[Dataset excerpt]
══════════════════════════════

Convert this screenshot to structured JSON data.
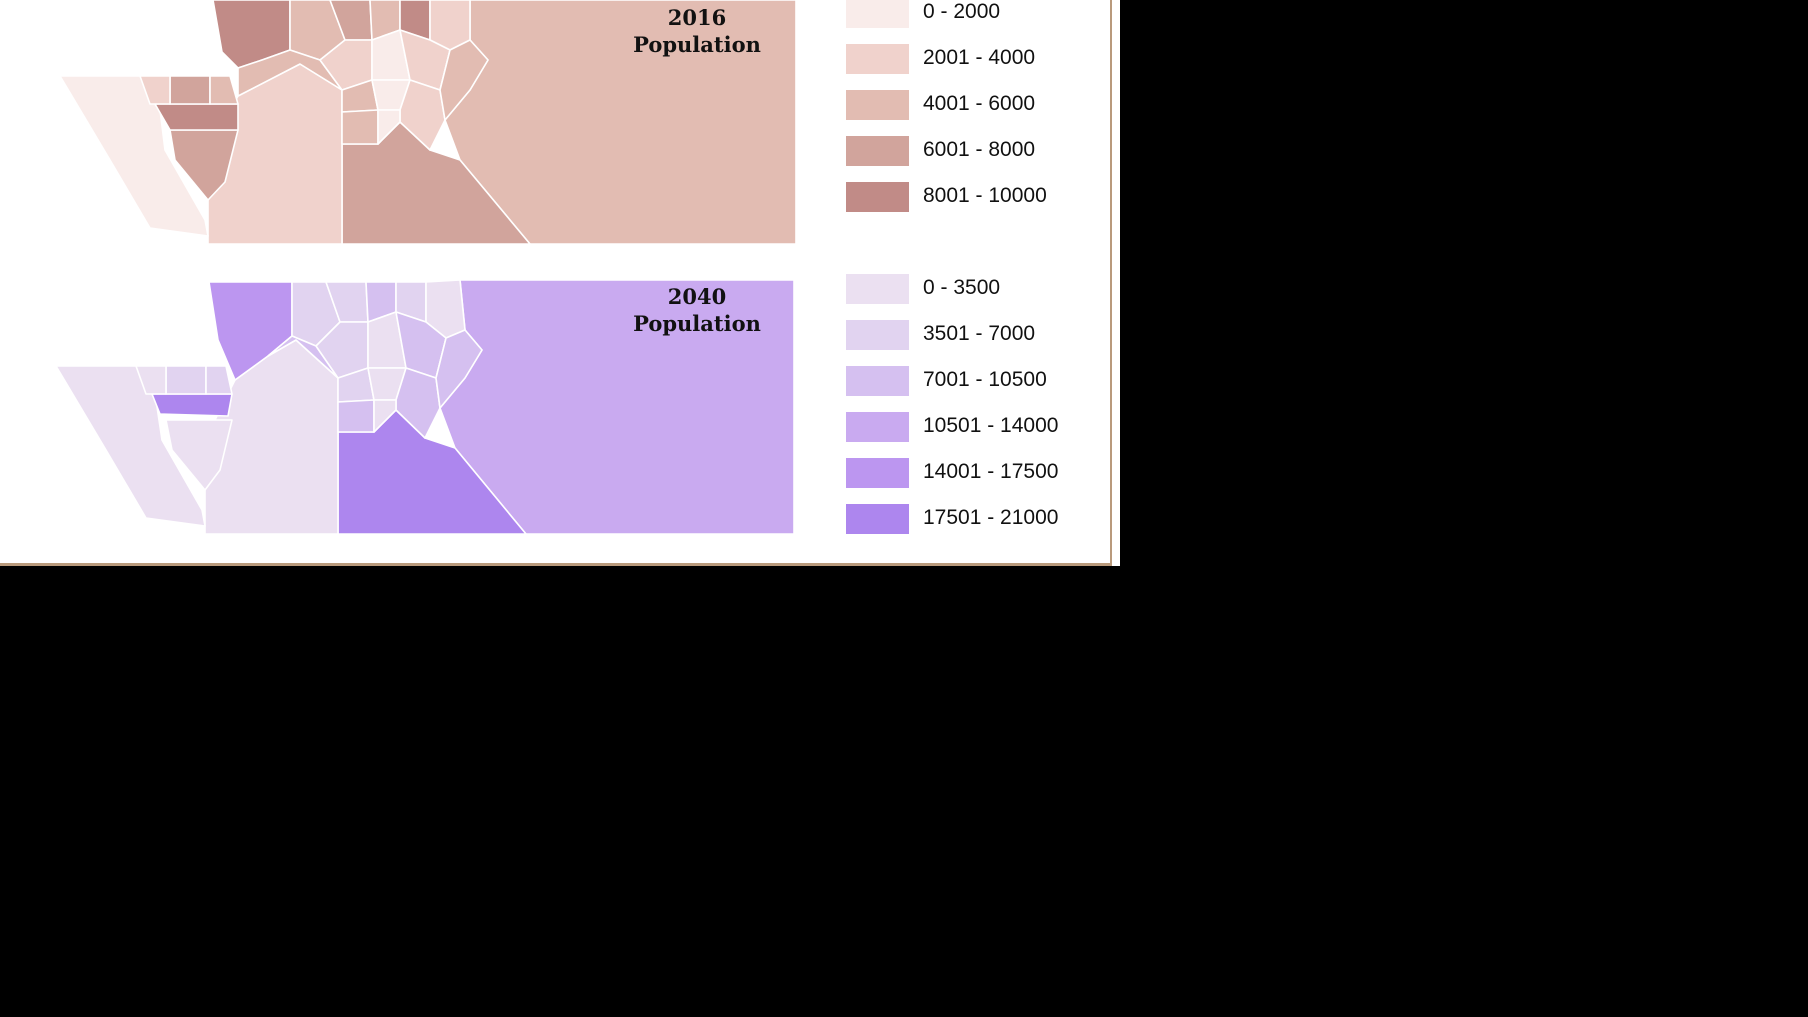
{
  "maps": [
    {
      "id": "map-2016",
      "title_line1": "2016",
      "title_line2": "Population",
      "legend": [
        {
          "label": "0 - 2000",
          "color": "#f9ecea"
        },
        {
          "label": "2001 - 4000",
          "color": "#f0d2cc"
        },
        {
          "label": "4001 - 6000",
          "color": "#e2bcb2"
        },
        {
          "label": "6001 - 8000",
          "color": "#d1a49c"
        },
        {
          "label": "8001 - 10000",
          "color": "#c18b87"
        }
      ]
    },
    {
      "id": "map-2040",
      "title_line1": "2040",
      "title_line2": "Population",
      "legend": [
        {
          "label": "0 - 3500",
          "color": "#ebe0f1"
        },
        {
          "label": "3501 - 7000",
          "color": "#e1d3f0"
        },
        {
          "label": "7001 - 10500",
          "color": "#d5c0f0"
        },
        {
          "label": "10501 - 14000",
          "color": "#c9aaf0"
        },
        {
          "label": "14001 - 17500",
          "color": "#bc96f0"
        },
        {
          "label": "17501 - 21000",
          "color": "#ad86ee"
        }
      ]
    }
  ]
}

══════════════════════════════

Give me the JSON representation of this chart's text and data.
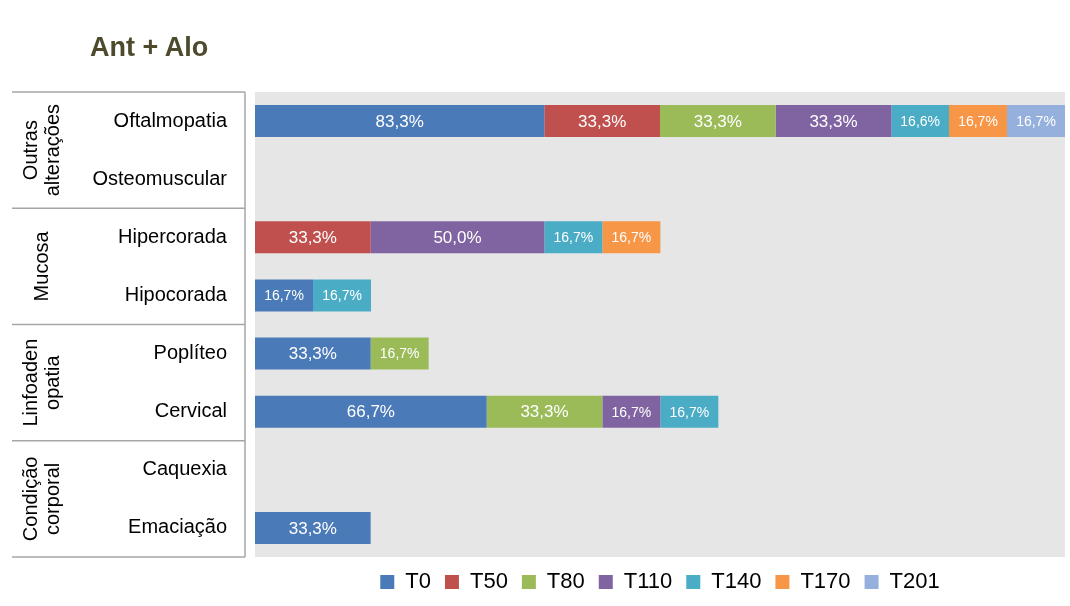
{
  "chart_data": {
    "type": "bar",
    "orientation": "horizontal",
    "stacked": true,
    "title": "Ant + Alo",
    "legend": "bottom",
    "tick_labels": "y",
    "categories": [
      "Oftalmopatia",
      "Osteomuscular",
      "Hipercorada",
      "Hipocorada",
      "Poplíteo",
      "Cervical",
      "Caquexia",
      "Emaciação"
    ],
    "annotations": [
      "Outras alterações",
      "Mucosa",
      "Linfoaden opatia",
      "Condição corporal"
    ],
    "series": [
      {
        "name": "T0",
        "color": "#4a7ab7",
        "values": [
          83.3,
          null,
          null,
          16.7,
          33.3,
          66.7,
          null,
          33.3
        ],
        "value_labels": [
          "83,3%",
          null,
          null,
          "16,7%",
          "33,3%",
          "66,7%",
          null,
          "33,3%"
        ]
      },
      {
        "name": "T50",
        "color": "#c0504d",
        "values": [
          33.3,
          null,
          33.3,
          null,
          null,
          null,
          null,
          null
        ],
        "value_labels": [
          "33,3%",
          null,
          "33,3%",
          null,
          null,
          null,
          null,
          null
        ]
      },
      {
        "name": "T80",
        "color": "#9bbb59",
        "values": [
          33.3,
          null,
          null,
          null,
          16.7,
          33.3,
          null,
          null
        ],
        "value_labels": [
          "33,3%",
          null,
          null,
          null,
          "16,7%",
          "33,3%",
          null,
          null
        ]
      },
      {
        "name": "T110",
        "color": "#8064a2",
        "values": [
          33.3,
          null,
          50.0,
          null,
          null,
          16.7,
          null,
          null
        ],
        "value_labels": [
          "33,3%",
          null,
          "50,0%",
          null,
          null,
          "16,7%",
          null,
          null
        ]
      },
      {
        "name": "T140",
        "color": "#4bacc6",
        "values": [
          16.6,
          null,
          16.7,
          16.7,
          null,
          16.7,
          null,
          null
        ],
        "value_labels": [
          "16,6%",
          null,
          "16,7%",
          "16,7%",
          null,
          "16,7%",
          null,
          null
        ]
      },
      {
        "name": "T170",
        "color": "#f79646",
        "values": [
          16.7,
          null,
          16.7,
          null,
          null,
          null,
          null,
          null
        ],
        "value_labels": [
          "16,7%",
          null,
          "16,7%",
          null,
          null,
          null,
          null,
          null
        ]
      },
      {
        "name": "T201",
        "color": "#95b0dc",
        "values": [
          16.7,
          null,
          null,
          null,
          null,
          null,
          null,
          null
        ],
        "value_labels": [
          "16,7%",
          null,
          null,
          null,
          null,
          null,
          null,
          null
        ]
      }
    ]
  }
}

══════════════════════════════

**Required work**
Report each line in the data that holds the word "this".

**Written answer**
Convert this screenshot to structured JSON data.
Give me the JSON representation of this chart's text and data.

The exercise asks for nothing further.